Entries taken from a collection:
####
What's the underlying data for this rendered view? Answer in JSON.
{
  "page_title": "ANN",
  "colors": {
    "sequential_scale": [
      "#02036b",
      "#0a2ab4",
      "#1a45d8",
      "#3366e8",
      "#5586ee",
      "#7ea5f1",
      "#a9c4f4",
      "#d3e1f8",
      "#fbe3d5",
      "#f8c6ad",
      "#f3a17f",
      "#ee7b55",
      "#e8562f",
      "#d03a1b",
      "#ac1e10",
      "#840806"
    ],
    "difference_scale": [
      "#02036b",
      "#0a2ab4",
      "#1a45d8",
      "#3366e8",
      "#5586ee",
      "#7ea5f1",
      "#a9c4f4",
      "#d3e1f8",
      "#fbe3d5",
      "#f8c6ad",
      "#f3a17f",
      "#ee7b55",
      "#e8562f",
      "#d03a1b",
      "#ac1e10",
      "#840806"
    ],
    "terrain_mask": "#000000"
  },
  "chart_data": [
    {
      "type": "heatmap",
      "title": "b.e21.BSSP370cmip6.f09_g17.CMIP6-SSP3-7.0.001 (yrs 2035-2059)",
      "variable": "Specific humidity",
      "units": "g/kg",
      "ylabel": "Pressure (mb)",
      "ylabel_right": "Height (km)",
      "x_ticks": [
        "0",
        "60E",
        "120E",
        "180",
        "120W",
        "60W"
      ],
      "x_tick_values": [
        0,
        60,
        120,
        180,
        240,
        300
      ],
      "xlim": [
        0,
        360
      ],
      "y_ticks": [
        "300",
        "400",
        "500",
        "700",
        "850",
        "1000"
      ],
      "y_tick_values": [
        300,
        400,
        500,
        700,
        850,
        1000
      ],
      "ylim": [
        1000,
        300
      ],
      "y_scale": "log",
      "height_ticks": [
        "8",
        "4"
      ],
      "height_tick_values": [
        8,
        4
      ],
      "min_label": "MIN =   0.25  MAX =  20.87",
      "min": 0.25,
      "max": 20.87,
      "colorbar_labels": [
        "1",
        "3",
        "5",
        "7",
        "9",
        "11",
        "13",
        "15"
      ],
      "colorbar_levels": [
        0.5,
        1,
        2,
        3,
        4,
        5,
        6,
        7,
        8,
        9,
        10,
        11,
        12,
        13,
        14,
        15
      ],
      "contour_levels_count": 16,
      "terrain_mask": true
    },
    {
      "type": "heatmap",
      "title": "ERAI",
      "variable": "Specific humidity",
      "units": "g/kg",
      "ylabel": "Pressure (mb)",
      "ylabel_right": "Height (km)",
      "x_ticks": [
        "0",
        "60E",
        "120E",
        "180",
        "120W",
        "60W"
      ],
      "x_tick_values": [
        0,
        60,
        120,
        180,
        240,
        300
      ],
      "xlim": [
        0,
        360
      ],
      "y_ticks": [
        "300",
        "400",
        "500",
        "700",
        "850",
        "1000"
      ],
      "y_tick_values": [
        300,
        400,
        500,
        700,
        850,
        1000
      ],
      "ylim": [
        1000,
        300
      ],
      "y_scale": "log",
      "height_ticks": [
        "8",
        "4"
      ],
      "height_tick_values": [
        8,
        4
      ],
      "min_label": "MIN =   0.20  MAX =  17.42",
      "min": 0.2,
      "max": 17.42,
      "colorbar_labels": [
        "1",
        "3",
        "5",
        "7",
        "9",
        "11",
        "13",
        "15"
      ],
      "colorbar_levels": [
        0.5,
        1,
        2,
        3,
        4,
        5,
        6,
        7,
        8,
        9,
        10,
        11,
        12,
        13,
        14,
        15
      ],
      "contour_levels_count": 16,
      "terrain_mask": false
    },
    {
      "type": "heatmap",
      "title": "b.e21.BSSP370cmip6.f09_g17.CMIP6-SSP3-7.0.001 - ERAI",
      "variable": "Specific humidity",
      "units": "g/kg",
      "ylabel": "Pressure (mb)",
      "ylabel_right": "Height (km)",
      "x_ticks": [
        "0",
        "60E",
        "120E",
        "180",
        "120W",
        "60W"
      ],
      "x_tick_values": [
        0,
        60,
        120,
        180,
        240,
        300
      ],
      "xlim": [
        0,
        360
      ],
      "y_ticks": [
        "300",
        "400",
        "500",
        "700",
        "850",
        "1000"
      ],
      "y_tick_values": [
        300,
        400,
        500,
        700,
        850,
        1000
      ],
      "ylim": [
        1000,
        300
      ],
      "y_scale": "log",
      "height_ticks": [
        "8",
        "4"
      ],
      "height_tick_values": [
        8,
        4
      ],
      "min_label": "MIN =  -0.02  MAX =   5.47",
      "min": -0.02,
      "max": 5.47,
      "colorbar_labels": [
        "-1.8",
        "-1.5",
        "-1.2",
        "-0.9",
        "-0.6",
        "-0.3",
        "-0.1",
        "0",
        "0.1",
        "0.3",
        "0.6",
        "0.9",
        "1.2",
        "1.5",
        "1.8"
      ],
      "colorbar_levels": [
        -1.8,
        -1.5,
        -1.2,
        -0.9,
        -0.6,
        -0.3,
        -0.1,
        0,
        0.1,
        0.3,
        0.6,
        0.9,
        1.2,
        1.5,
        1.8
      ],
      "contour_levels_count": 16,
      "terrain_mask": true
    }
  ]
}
####
→ **Instruction**:
Repeat the records above in full, character for character.

→ **Full solution**:
What's the underlying data for this rendered view? Answer in JSON.
{
  "page_title": "ANN",
  "colors": {
    "sequential_scale": [
      "#02036b",
      "#0a2ab4",
      "#1a45d8",
      "#3366e8",
      "#5586ee",
      "#7ea5f1",
      "#a9c4f4",
      "#d3e1f8",
      "#fbe3d5",
      "#f8c6ad",
      "#f3a17f",
      "#ee7b55",
      "#e8562f",
      "#d03a1b",
      "#ac1e10",
      "#840806"
    ],
    "difference_scale": [
      "#02036b",
      "#0a2ab4",
      "#1a45d8",
      "#3366e8",
      "#5586ee",
      "#7ea5f1",
      "#a9c4f4",
      "#d3e1f8",
      "#fbe3d5",
      "#f8c6ad",
      "#f3a17f",
      "#ee7b55",
      "#e8562f",
      "#d03a1b",
      "#ac1e10",
      "#840806"
    ],
    "terrain_mask": "#000000"
  },
  "chart_data": [
    {
      "type": "heatmap",
      "title": "b.e21.BSSP370cmip6.f09_g17.CMIP6-SSP3-7.0.001 (yrs 2035-2059)",
      "variable": "Specific humidity",
      "units": "g/kg",
      "ylabel": "Pressure (mb)",
      "ylabel_right": "Height (km)",
      "x_ticks": [
        "0",
        "60E",
        "120E",
        "180",
        "120W",
        "60W"
      ],
      "x_tick_values": [
        0,
        60,
        120,
        180,
        240,
        300
      ],
      "xlim": [
        0,
        360
      ],
      "y_ticks": [
        "300",
        "400",
        "500",
        "700",
        "850",
        "1000"
      ],
      "y_tick_values": [
        300,
        400,
        500,
        700,
        850,
        1000
      ],
      "ylim": [
        1000,
        300
      ],
      "y_scale": "log",
      "height_ticks": [
        "8",
        "4"
      ],
      "height_tick_values": [
        8,
        4
      ],
      "min_label": "MIN =   0.25  MAX =  20.87",
      "min": 0.25,
      "max": 20.87,
      "colorbar_labels": [
        "1",
        "3",
        "5",
        "7",
        "9",
        "11",
        "13",
        "15"
      ],
      "colorbar_levels": [
        0.5,
        1,
        2,
        3,
        4,
        5,
        6,
        7,
        8,
        9,
        10,
        11,
        12,
        13,
        14,
        15
      ],
      "contour_levels_count": 16,
      "terrain_mask": true
    },
    {
      "type": "heatmap",
      "title": "ERAI",
      "variable": "Specific humidity",
      "units": "g/kg",
      "ylabel": "Pressure (mb)",
      "ylabel_right": "Height (km)",
      "x_ticks": [
        "0",
        "60E",
        "120E",
        "180",
        "120W",
        "60W"
      ],
      "x_tick_values": [
        0,
        60,
        120,
        180,
        240,
        300
      ],
      "xlim": [
        0,
        360
      ],
      "y_ticks": [
        "300",
        "400",
        "500",
        "700",
        "850",
        "1000"
      ],
      "y_tick_values": [
        300,
        400,
        500,
        700,
        850,
        1000
      ],
      "ylim": [
        1000,
        300
      ],
      "y_scale": "log",
      "height_ticks": [
        "8",
        "4"
      ],
      "height_tick_values": [
        8,
        4
      ],
      "min_label": "MIN =   0.20  MAX =  17.42",
      "min": 0.2,
      "max": 17.42,
      "colorbar_labels": [
        "1",
        "3",
        "5",
        "7",
        "9",
        "11",
        "13",
        "15"
      ],
      "colorbar_levels": [
        0.5,
        1,
        2,
        3,
        4,
        5,
        6,
        7,
        8,
        9,
        10,
        11,
        12,
        13,
        14,
        15
      ],
      "contour_levels_count": 16,
      "terrain_mask": false
    },
    {
      "type": "heatmap",
      "title": "b.e21.BSSP370cmip6.f09_g17.CMIP6-SSP3-7.0.001 - ERAI",
      "variable": "Specific humidity",
      "units": "g/kg",
      "ylabel": "Pressure (mb)",
      "ylabel_right": "Height (km)",
      "x_ticks": [
        "0",
        "60E",
        "120E",
        "180",
        "120W",
        "60W"
      ],
      "x_tick_values": [
        0,
        60,
        120,
        180,
        240,
        300
      ],
      "xlim": [
        0,
        360
      ],
      "y_ticks": [
        "300",
        "400",
        "500",
        "700",
        "850",
        "1000"
      ],
      "y_tick_values": [
        300,
        400,
        500,
        700,
        850,
        1000
      ],
      "ylim": [
        1000,
        300
      ],
      "y_scale": "log",
      "height_ticks": [
        "8",
        "4"
      ],
      "height_tick_values": [
        8,
        4
      ],
      "min_label": "MIN =  -0.02  MAX =   5.47",
      "min": -0.02,
      "max": 5.47,
      "colorbar_labels": [
        "-1.8",
        "-1.5",
        "-1.2",
        "-0.9",
        "-0.6",
        "-0.3",
        "-0.1",
        "0",
        "0.1",
        "0.3",
        "0.6",
        "0.9",
        "1.2",
        "1.5",
        "1.8"
      ],
      "colorbar_levels": [
        -1.8,
        -1.5,
        -1.2,
        -0.9,
        -0.6,
        -0.3,
        -0.1,
        0,
        0.1,
        0.3,
        0.6,
        0.9,
        1.2,
        1.5,
        1.8
      ],
      "contour_levels_count": 16,
      "terrain_mask": true
    }
  ]
}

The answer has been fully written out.